---------- Data provided

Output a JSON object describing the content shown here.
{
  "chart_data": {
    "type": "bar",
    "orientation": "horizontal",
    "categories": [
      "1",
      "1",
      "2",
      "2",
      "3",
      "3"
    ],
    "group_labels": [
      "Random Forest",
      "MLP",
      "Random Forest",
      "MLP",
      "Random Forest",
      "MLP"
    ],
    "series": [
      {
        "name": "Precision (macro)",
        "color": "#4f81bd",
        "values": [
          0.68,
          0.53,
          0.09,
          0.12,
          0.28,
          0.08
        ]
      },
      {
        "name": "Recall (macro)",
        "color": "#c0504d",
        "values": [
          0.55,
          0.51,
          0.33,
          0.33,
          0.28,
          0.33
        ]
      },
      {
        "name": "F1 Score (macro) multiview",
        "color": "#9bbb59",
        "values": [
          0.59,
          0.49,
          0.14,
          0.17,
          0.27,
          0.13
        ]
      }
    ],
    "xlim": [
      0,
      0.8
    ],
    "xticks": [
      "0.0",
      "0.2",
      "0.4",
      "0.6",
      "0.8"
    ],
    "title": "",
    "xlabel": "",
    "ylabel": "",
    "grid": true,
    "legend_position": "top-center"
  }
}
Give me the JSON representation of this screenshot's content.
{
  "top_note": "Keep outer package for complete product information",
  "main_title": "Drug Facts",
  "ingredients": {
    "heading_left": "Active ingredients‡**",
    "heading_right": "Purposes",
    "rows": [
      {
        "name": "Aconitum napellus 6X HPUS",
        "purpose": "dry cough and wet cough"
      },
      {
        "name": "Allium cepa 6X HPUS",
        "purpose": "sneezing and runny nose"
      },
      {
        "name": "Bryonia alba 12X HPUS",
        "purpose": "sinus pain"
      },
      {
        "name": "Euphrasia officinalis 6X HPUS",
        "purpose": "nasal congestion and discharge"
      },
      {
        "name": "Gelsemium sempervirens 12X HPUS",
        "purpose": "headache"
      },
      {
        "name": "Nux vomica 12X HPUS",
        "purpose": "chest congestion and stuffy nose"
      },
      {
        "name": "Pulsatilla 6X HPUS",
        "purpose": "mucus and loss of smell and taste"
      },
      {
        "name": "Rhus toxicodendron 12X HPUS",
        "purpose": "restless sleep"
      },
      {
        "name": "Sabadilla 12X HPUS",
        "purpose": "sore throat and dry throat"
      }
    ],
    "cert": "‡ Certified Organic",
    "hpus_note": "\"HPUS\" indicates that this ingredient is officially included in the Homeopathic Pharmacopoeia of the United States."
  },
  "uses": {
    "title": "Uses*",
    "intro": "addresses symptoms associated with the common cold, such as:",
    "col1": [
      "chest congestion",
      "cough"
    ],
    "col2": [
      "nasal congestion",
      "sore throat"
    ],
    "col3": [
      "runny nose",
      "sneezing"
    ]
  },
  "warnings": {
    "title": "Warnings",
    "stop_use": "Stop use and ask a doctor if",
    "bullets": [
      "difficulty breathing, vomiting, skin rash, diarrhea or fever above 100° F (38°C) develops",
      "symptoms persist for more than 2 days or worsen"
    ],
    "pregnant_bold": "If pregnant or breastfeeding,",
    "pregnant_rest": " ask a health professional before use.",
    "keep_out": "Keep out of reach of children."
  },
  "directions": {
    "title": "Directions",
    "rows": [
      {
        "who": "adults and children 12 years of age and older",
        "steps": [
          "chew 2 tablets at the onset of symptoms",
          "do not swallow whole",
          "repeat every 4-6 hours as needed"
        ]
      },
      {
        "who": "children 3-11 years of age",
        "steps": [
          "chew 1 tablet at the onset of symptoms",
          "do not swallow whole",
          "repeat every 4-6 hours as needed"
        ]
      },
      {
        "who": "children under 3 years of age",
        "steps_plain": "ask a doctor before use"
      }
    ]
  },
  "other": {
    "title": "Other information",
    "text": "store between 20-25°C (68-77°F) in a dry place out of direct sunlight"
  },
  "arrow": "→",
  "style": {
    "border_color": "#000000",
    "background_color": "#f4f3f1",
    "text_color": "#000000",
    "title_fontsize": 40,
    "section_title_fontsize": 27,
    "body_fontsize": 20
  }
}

--------------------

Set problem> List each line of the records that holds the string "cough".

Written response>
        "purpose": "dry cough and wet cough"
      "cough"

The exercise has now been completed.